## begin GIVEN ENTRIES

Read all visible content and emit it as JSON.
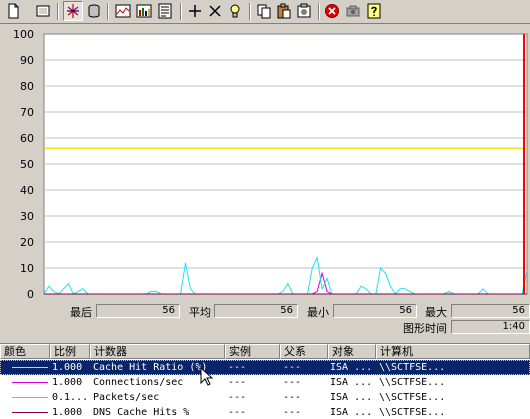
{
  "toolbar": {
    "buttons": [
      {
        "name": "new-counter-set-icon"
      },
      {
        "name": "clear-display-icon"
      },
      {
        "name": "view-current-activity-icon"
      },
      {
        "name": "view-log-data-icon"
      },
      {
        "name": "view-graph-icon"
      },
      {
        "name": "view-histogram-icon"
      },
      {
        "name": "view-report-icon"
      },
      {
        "name": "add-counter-icon"
      },
      {
        "name": "delete-counter-icon"
      },
      {
        "name": "highlight-icon"
      },
      {
        "name": "copy-properties-icon"
      },
      {
        "name": "paste-counter-list-icon"
      },
      {
        "name": "properties-icon"
      },
      {
        "name": "freeze-display-icon"
      },
      {
        "name": "update-data-icon"
      },
      {
        "name": "help-icon"
      }
    ]
  },
  "colors": {
    "background": "#d4d0c8",
    "selection": "#0a246a",
    "series_yellow": "#e8e020",
    "series_magenta": "#e000e0",
    "series_cyan": "#20e0f0",
    "series_maroon": "#800040",
    "current_time_bar": "#ff0000"
  },
  "chart_data": {
    "type": "line",
    "ylim": [
      0,
      100
    ],
    "y_ticks": [
      "100",
      "90",
      "80",
      "70",
      "60",
      "50",
      "40",
      "30",
      "20",
      "10",
      "0"
    ],
    "grid": true,
    "n_samples": 100,
    "current_index": 99,
    "series": [
      {
        "color": "#e8e020",
        "values": [
          56,
          56,
          56,
          56,
          56,
          56,
          56,
          56,
          56,
          56,
          56,
          56,
          56,
          56,
          56,
          56,
          56,
          56,
          56,
          56,
          56,
          56,
          56,
          56,
          56,
          56,
          56,
          56,
          56,
          56,
          56,
          56,
          56,
          56,
          56,
          56,
          56,
          56,
          56,
          56,
          56,
          56,
          56,
          56,
          56,
          56,
          56,
          56,
          56,
          56,
          56,
          56,
          56,
          56,
          56,
          56,
          56,
          56,
          56,
          56,
          56,
          56,
          56,
          56,
          56,
          56,
          56,
          56,
          56,
          56,
          56,
          56,
          56,
          56,
          56,
          56,
          56,
          56,
          56,
          56,
          56,
          56,
          56,
          56,
          56,
          56,
          56,
          56,
          56,
          56,
          56,
          56,
          56,
          56,
          56,
          56,
          56,
          56,
          56,
          56
        ]
      },
      {
        "color": "#e000e0",
        "values": [
          0,
          0,
          0,
          0,
          0,
          0,
          0,
          0,
          0,
          0,
          0,
          0,
          0,
          0,
          0,
          0,
          0,
          0,
          0,
          0,
          0,
          0,
          0,
          0,
          0,
          0,
          0,
          0,
          0,
          0,
          0,
          0,
          0,
          0,
          0,
          0,
          0,
          0,
          0,
          0,
          0,
          0,
          0,
          0,
          0,
          0,
          0,
          0,
          0,
          0,
          0,
          0,
          0,
          0,
          0,
          0,
          1,
          8,
          1,
          0,
          0,
          0,
          0,
          0,
          0,
          0,
          0,
          0,
          0,
          0,
          0,
          0,
          0,
          0,
          0,
          0,
          0,
          0,
          0,
          0,
          0,
          0,
          0,
          0,
          0,
          0,
          0,
          0,
          0,
          0,
          0,
          0,
          0,
          0,
          0,
          0,
          0,
          0,
          0,
          0
        ]
      },
      {
        "color": "#20e0f0",
        "values": [
          0,
          3,
          1,
          0,
          2,
          4,
          0,
          1,
          2,
          0,
          0,
          0,
          0,
          0,
          0,
          0,
          0,
          0,
          0,
          0,
          0,
          0,
          1,
          1,
          0,
          0,
          0,
          0,
          0,
          12,
          2,
          0,
          0,
          0,
          0,
          0,
          0,
          0,
          0,
          0,
          0,
          0,
          0,
          0,
          0,
          0,
          0,
          0,
          0,
          1,
          4,
          0,
          0,
          0,
          0,
          10,
          14,
          2,
          6,
          0,
          0,
          0,
          0,
          0,
          0,
          3,
          2,
          0,
          0,
          10,
          8,
          3,
          0,
          2,
          2,
          1,
          0,
          0,
          0,
          0,
          0,
          0,
          0,
          1,
          0,
          0,
          0,
          0,
          0,
          0,
          2,
          0,
          0,
          0,
          0,
          0,
          0,
          0,
          0,
          9
        ]
      },
      {
        "color": "#800040",
        "values": [
          0,
          0,
          0,
          0,
          0,
          0,
          0,
          0,
          0,
          0,
          0,
          0,
          0,
          0,
          0,
          0,
          0,
          0,
          0,
          0,
          0,
          0,
          0,
          0,
          0,
          0,
          0,
          0,
          0,
          0,
          0,
          0,
          0,
          0,
          0,
          0,
          0,
          0,
          0,
          0,
          0,
          0,
          0,
          0,
          0,
          0,
          0,
          0,
          0,
          0,
          0,
          0,
          0,
          0,
          0,
          0,
          0,
          0,
          0,
          0,
          0,
          0,
          0,
          0,
          0,
          0,
          0,
          0,
          0,
          0,
          0,
          0,
          0,
          0,
          0,
          0,
          0,
          0,
          0,
          0,
          0,
          0,
          0,
          0,
          0,
          0,
          0,
          0,
          0,
          0,
          0,
          0,
          0,
          0,
          0,
          0,
          0,
          0,
          0,
          0
        ]
      }
    ]
  },
  "stats": {
    "last_label": "最后",
    "last_value": "56",
    "average_label": "平均",
    "average_value": "56",
    "minimum_label": "最小",
    "minimum_value": "56",
    "maximum_label": "最大",
    "maximum_value": "56",
    "duration_label": "图形时间",
    "duration_value": "1:40"
  },
  "table": {
    "headers": [
      "颜色",
      "比例",
      "计数器",
      "实例",
      "父系",
      "对象",
      "计算机"
    ],
    "rows": [
      {
        "color": "#e8e020",
        "scale": "1.000",
        "counter": "Cache Hit Ratio (%)",
        "instance": "---",
        "parent": "---",
        "object": "ISA ...",
        "computer": "\\\\SCTFSE...",
        "selected": true
      },
      {
        "color": "#e000e0",
        "scale": "1.000",
        "counter": "Connections/sec",
        "instance": "---",
        "parent": "---",
        "object": "ISA ...",
        "computer": "\\\\SCTFSE...",
        "selected": false
      },
      {
        "color": "#20e0f0",
        "scale": "0.1...",
        "counter": "Packets/sec",
        "instance": "---",
        "parent": "---",
        "object": "ISA ...",
        "computer": "\\\\SCTFSE...",
        "selected": false
      },
      {
        "color": "#800040",
        "scale": "1.000",
        "counter": "DNS Cache Hits %",
        "instance": "---",
        "parent": "---",
        "object": "ISA ...",
        "computer": "\\\\SCTFSE...",
        "selected": false
      }
    ]
  }
}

## end GIVEN ENTRIES

## AIM
The data above should be repeated exactly, minus any pictures.

## TASK RESULT
Read all visible content and emit it as JSON.
{
  "toolbar": {
    "buttons": [
      {
        "name": "new-counter-set-icon"
      },
      {
        "name": "clear-display-icon"
      },
      {
        "name": "view-current-activity-icon"
      },
      {
        "name": "view-log-data-icon"
      },
      {
        "name": "view-graph-icon"
      },
      {
        "name": "view-histogram-icon"
      },
      {
        "name": "view-report-icon"
      },
      {
        "name": "add-counter-icon"
      },
      {
        "name": "delete-counter-icon"
      },
      {
        "name": "highlight-icon"
      },
      {
        "name": "copy-properties-icon"
      },
      {
        "name": "paste-counter-list-icon"
      },
      {
        "name": "properties-icon"
      },
      {
        "name": "freeze-display-icon"
      },
      {
        "name": "update-data-icon"
      },
      {
        "name": "help-icon"
      }
    ]
  },
  "colors": {
    "background": "#d4d0c8",
    "selection": "#0a246a",
    "series_yellow": "#e8e020",
    "series_magenta": "#e000e0",
    "series_cyan": "#20e0f0",
    "series_maroon": "#800040",
    "current_time_bar": "#ff0000"
  },
  "chart_data": {
    "type": "line",
    "ylim": [
      0,
      100
    ],
    "y_ticks": [
      "100",
      "90",
      "80",
      "70",
      "60",
      "50",
      "40",
      "30",
      "20",
      "10",
      "0"
    ],
    "grid": true,
    "n_samples": 100,
    "current_index": 99,
    "series": [
      {
        "color": "#e8e020",
        "values": [
          56,
          56,
          56,
          56,
          56,
          56,
          56,
          56,
          56,
          56,
          56,
          56,
          56,
          56,
          56,
          56,
          56,
          56,
          56,
          56,
          56,
          56,
          56,
          56,
          56,
          56,
          56,
          56,
          56,
          56,
          56,
          56,
          56,
          56,
          56,
          56,
          56,
          56,
          56,
          56,
          56,
          56,
          56,
          56,
          56,
          56,
          56,
          56,
          56,
          56,
          56,
          56,
          56,
          56,
          56,
          56,
          56,
          56,
          56,
          56,
          56,
          56,
          56,
          56,
          56,
          56,
          56,
          56,
          56,
          56,
          56,
          56,
          56,
          56,
          56,
          56,
          56,
          56,
          56,
          56,
          56,
          56,
          56,
          56,
          56,
          56,
          56,
          56,
          56,
          56,
          56,
          56,
          56,
          56,
          56,
          56,
          56,
          56,
          56,
          56
        ]
      },
      {
        "color": "#e000e0",
        "values": [
          0,
          0,
          0,
          0,
          0,
          0,
          0,
          0,
          0,
          0,
          0,
          0,
          0,
          0,
          0,
          0,
          0,
          0,
          0,
          0,
          0,
          0,
          0,
          0,
          0,
          0,
          0,
          0,
          0,
          0,
          0,
          0,
          0,
          0,
          0,
          0,
          0,
          0,
          0,
          0,
          0,
          0,
          0,
          0,
          0,
          0,
          0,
          0,
          0,
          0,
          0,
          0,
          0,
          0,
          0,
          0,
          1,
          8,
          1,
          0,
          0,
          0,
          0,
          0,
          0,
          0,
          0,
          0,
          0,
          0,
          0,
          0,
          0,
          0,
          0,
          0,
          0,
          0,
          0,
          0,
          0,
          0,
          0,
          0,
          0,
          0,
          0,
          0,
          0,
          0,
          0,
          0,
          0,
          0,
          0,
          0,
          0,
          0,
          0,
          0
        ]
      },
      {
        "color": "#20e0f0",
        "values": [
          0,
          3,
          1,
          0,
          2,
          4,
          0,
          1,
          2,
          0,
          0,
          0,
          0,
          0,
          0,
          0,
          0,
          0,
          0,
          0,
          0,
          0,
          1,
          1,
          0,
          0,
          0,
          0,
          0,
          12,
          2,
          0,
          0,
          0,
          0,
          0,
          0,
          0,
          0,
          0,
          0,
          0,
          0,
          0,
          0,
          0,
          0,
          0,
          0,
          1,
          4,
          0,
          0,
          0,
          0,
          10,
          14,
          2,
          6,
          0,
          0,
          0,
          0,
          0,
          0,
          3,
          2,
          0,
          0,
          10,
          8,
          3,
          0,
          2,
          2,
          1,
          0,
          0,
          0,
          0,
          0,
          0,
          0,
          1,
          0,
          0,
          0,
          0,
          0,
          0,
          2,
          0,
          0,
          0,
          0,
          0,
          0,
          0,
          0,
          9
        ]
      },
      {
        "color": "#800040",
        "values": [
          0,
          0,
          0,
          0,
          0,
          0,
          0,
          0,
          0,
          0,
          0,
          0,
          0,
          0,
          0,
          0,
          0,
          0,
          0,
          0,
          0,
          0,
          0,
          0,
          0,
          0,
          0,
          0,
          0,
          0,
          0,
          0,
          0,
          0,
          0,
          0,
          0,
          0,
          0,
          0,
          0,
          0,
          0,
          0,
          0,
          0,
          0,
          0,
          0,
          0,
          0,
          0,
          0,
          0,
          0,
          0,
          0,
          0,
          0,
          0,
          0,
          0,
          0,
          0,
          0,
          0,
          0,
          0,
          0,
          0,
          0,
          0,
          0,
          0,
          0,
          0,
          0,
          0,
          0,
          0,
          0,
          0,
          0,
          0,
          0,
          0,
          0,
          0,
          0,
          0,
          0,
          0,
          0,
          0,
          0,
          0,
          0,
          0,
          0,
          0
        ]
      }
    ]
  },
  "stats": {
    "last_label": "最后",
    "last_value": "56",
    "average_label": "平均",
    "average_value": "56",
    "minimum_label": "最小",
    "minimum_value": "56",
    "maximum_label": "最大",
    "maximum_value": "56",
    "duration_label": "图形时间",
    "duration_value": "1:40"
  },
  "table": {
    "headers": [
      "颜色",
      "比例",
      "计数器",
      "实例",
      "父系",
      "对象",
      "计算机"
    ],
    "rows": [
      {
        "color": "#e8e020",
        "scale": "1.000",
        "counter": "Cache Hit Ratio (%)",
        "instance": "---",
        "parent": "---",
        "object": "ISA ...",
        "computer": "\\\\SCTFSE...",
        "selected": true
      },
      {
        "color": "#e000e0",
        "scale": "1.000",
        "counter": "Connections/sec",
        "instance": "---",
        "parent": "---",
        "object": "ISA ...",
        "computer": "\\\\SCTFSE...",
        "selected": false
      },
      {
        "color": "#20e0f0",
        "scale": "0.1...",
        "counter": "Packets/sec",
        "instance": "---",
        "parent": "---",
        "object": "ISA ...",
        "computer": "\\\\SCTFSE...",
        "selected": false
      },
      {
        "color": "#800040",
        "scale": "1.000",
        "counter": "DNS Cache Hits %",
        "instance": "---",
        "parent": "---",
        "object": "ISA ...",
        "computer": "\\\\SCTFSE...",
        "selected": false
      }
    ]
  }
}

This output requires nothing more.